**Records for this exercise:**

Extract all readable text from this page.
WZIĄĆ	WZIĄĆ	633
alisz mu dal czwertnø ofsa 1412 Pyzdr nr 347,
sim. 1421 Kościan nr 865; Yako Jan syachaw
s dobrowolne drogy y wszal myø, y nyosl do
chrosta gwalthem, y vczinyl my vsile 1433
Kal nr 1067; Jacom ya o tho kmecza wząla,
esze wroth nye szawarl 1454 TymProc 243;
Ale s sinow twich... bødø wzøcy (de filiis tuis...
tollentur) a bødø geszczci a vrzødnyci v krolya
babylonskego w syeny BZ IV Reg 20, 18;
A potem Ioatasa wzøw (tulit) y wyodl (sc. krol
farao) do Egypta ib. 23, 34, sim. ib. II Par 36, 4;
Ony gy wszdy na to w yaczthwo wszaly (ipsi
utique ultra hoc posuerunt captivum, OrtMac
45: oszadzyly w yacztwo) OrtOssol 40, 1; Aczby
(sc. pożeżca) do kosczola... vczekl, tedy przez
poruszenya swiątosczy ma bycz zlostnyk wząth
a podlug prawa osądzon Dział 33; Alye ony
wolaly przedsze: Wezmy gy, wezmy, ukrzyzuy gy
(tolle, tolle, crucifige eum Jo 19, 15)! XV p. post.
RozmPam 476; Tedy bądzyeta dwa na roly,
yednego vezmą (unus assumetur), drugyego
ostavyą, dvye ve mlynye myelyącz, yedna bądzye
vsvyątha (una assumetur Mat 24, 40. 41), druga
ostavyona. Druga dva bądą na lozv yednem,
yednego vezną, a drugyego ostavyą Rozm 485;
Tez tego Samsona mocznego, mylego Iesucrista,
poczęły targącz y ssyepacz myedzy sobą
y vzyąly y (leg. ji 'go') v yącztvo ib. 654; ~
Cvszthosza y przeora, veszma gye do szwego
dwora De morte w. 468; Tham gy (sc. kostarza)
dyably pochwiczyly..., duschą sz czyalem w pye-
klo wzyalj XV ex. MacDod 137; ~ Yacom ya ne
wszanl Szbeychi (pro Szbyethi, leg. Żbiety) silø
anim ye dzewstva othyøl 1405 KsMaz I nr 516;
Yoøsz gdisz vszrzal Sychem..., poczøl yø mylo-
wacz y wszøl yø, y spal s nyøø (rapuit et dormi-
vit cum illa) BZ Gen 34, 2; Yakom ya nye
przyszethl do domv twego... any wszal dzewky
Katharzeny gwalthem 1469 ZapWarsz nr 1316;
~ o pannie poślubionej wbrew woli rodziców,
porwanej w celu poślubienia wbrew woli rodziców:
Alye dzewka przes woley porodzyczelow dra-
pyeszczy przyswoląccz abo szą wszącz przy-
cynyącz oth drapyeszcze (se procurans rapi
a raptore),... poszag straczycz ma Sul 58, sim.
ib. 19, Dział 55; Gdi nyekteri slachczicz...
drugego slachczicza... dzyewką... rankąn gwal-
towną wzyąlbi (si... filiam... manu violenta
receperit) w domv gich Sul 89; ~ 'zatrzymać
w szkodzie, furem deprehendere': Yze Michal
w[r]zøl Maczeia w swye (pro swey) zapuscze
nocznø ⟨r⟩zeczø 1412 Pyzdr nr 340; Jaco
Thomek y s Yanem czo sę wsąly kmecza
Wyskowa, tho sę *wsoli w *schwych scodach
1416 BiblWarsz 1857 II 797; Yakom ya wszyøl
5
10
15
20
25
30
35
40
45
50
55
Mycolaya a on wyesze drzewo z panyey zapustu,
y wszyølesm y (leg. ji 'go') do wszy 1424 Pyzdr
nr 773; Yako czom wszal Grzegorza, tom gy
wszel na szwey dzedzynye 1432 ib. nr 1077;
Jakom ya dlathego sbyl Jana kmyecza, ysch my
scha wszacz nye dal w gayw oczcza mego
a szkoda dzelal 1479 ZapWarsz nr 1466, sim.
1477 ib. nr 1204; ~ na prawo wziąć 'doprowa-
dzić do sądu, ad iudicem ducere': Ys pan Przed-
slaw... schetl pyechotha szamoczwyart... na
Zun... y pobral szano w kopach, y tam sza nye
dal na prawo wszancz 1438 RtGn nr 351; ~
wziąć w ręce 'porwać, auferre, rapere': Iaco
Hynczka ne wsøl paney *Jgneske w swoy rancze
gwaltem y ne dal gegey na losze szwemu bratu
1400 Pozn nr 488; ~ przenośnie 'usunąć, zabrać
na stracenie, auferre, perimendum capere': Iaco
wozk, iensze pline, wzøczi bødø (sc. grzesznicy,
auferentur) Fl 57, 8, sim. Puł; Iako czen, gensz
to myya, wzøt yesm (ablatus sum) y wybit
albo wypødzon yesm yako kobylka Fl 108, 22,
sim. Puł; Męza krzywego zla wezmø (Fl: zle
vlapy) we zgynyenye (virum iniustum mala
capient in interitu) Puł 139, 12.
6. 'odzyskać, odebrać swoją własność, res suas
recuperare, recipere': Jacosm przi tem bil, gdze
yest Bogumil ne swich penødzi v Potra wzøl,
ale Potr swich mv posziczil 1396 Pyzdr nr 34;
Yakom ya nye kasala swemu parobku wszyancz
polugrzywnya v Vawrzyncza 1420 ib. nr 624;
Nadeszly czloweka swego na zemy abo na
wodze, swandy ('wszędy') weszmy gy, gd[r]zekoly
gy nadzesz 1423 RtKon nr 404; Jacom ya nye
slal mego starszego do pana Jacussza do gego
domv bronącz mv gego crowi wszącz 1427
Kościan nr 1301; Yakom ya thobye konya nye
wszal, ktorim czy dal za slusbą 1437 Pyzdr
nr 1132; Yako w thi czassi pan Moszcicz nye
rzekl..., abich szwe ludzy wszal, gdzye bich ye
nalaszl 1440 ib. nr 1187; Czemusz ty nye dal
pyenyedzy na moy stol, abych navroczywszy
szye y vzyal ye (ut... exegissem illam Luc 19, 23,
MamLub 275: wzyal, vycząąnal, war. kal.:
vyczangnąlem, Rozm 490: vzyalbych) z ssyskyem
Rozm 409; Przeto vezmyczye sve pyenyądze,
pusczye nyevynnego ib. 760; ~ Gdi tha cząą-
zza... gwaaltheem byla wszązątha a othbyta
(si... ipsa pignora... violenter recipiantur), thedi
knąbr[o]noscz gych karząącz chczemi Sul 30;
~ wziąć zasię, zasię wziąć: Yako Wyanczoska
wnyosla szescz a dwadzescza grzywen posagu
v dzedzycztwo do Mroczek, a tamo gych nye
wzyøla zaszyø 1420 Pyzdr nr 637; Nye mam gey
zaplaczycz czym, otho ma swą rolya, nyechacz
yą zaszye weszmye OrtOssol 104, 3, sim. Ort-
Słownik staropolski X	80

**Exercise description:** Write out all of the records once more, exactly.

**Output for this task:**
Extract all readable text from this page.
WZIĄĆ	WZIĄĆ	633
alisz mu dal czwertnø ofsa 1412 Pyzdr nr 347,
sim. 1421 Kościan nr 865; Yako Jan syachaw
s dobrowolne drogy y wszal myø, y nyosl do
chrosta gwalthem, y vczinyl my vsile 1433
Kal nr 1067; Jacom ya o tho kmecza wząla,
esze wroth nye szawarl 1454 TymProc 243;
Ale s sinow twich... bødø wzøcy (de filiis tuis...
tollentur) a bødø geszczci a vrzødnyci v krolya
babylonskego w syeny BZ IV Reg 20, 18;
A potem Ioatasa wzøw (tulit) y wyodl (sc. krol
farao) do Egypta ib. 23, 34, sim. ib. II Par 36, 4;
Ony gy wszdy na to w yaczthwo wszaly (ipsi
utique ultra hoc posuerunt captivum, OrtMac
45: oszadzyly w yacztwo) OrtOssol 40, 1; Aczby
(sc. pożeżca) do kosczola... vczekl, tedy przez
poruszenya swiątosczy ma bycz zlostnyk wząth
a podlug prawa osądzon Dział 33; Alye ony
wolaly przedsze: Wezmy gy, wezmy, ukrzyzuy gy
(tolle, tolle, crucifige eum Jo 19, 15)! XV p. post.
RozmPam 476; Tedy bądzyeta dwa na roly,
yednego vezmą (unus assumetur), drugyego
ostavyą, dvye ve mlynye myelyącz, yedna bądzye
vsvyątha (una assumetur Mat 24, 40. 41), druga
ostavyona. Druga dva bądą na lozv yednem,
yednego vezną, a drugyego ostavyą Rozm 485;
Tez tego Samsona mocznego, mylego Iesucrista,
poczęły targącz y ssyepacz myedzy sobą
y vzyąly y (leg. ji 'go') v yącztvo ib. 654; ~
Cvszthosza y przeora, veszma gye do szwego
dwora De morte w. 468; Tham gy (sc. kostarza)
dyably pochwiczyly..., duschą sz czyalem w pye-
klo wzyalj XV ex. MacDod 137; ~ Yacom ya ne
wszanl Szbeychi (pro Szbyethi, leg. Żbiety) silø
anim ye dzewstva othyøl 1405 KsMaz I nr 516;
Yoøsz gdisz vszrzal Sychem..., poczøl yø mylo-
wacz y wszøl yø, y spal s nyøø (rapuit et dormi-
vit cum illa) BZ Gen 34, 2; Yakom ya nye
przyszethl do domv twego... any wszal dzewky
Katharzeny gwalthem 1469 ZapWarsz nr 1316;
~ o pannie poślubionej wbrew woli rodziców,
porwanej w celu poślubienia wbrew woli rodziców:
Alye dzewka przes woley porodzyczelow dra-
pyeszczy przyswoląccz abo szą wszącz przy-
cynyącz oth drapyeszcze (se procurans rapi
a raptore),... poszag straczycz ma Sul 58, sim.
ib. 19, Dział 55; Gdi nyekteri slachczicz...
drugego slachczicza... dzyewką... rankąn gwal-
towną wzyąlbi (si... filiam... manu violenta
receperit) w domv gich Sul 89; ~ 'zatrzymać
w szkodzie, furem deprehendere': Yze Michal
w[r]zøl Maczeia w swye (pro swey) zapuscze
nocznø ⟨r⟩zeczø 1412 Pyzdr nr 340; Jaco
Thomek y s Yanem czo sę wsąly kmecza
Wyskowa, tho sę *wsoli w *schwych scodach
1416 BiblWarsz 1857 II 797; Yakom ya wszyøl
5
10
15
20
25
30
35
40
45
50
55
Mycolaya a on wyesze drzewo z panyey zapustu,
y wszyølesm y (leg. ji 'go') do wszy 1424 Pyzdr
nr 773; Yako czom wszal Grzegorza, tom gy
wszel na szwey dzedzynye 1432 ib. nr 1077;
Jakom ya dlathego sbyl Jana kmyecza, ysch my
scha wszacz nye dal w gayw oczcza mego
a szkoda dzelal 1479 ZapWarsz nr 1466, sim.
1477 ib. nr 1204; ~ na prawo wziąć 'doprowa-
dzić do sądu, ad iudicem ducere': Ys pan Przed-
slaw... schetl pyechotha szamoczwyart... na
Zun... y pobral szano w kopach, y tam sza nye
dal na prawo wszancz 1438 RtGn nr 351; ~
wziąć w ręce 'porwać, auferre, rapere': Iaco
Hynczka ne wsøl paney *Jgneske w swoy rancze
gwaltem y ne dal gegey na losze szwemu bratu
1400 Pozn nr 488; ~ przenośnie 'usunąć, zabrać
na stracenie, auferre, perimendum capere': Iaco
wozk, iensze pline, wzøczi bødø (sc. grzesznicy,
auferentur) Fl 57, 8, sim. Puł; Iako czen, gensz
to myya, wzøt yesm (ablatus sum) y wybit
albo wypødzon yesm yako kobylka Fl 108, 22,
sim. Puł; Męza krzywego zla wezmø (Fl: zle
vlapy) we zgynyenye (virum iniustum mala
capient in interitu) Puł 139, 12.
6. 'odzyskać, odebrać swoją własność, res suas
recuperare, recipere': Jacosm przi tem bil, gdze
yest Bogumil ne swich penødzi v Potra wzøl,
ale Potr swich mv posziczil 1396 Pyzdr nr 34;
Yakom ya nye kasala swemu parobku wszyancz
polugrzywnya v Vawrzyncza 1420 ib. nr 624;
Nadeszly czloweka swego na zemy abo na
wodze, swandy ('wszędy') weszmy gy, gd[r]zekoly
gy nadzesz 1423 RtKon nr 404; Jacom ya nye
slal mego starszego do pana Jacussza do gego
domv bronącz mv gego crowi wszącz 1427
Kościan nr 1301; Yakom ya thobye konya nye
wszal, ktorim czy dal za slusbą 1437 Pyzdr
nr 1132; Yako w thi czassi pan Moszcicz nye
rzekl..., abich szwe ludzy wszal, gdzye bich ye
nalaszl 1440 ib. nr 1187; Czemusz ty nye dal
pyenyedzy na moy stol, abych navroczywszy
szye y vzyal ye (ut... exegissem illam Luc 19, 23,
MamLub 275: wzyal, vycząąnal, war. kal.:
vyczangnąlem, Rozm 490: vzyalbych) z ssyskyem
Rozm 409; Przeto vezmyczye sve pyenyądze,
pusczye nyevynnego ib. 760; ~ Gdi tha cząą-
zza... gwaaltheem byla wszązątha a othbyta
(si... ipsa pignora... violenter recipiantur), thedi
knąbr[o]noscz gych karząącz chczemi Sul 30;
~ wziąć zasię, zasię wziąć: Yako Wyanczoska
wnyosla szescz a dwadzescza grzywen posagu
v dzedzycztwo do Mroczek, a tamo gych nye
wzyøla zaszyø 1420 Pyzdr nr 637; Nye mam gey
zaplaczycz czym, otho ma swą rolya, nyechacz
yą zaszye weszmye OrtOssol 104, 3, sim. Ort-
Słownik staropolski X	80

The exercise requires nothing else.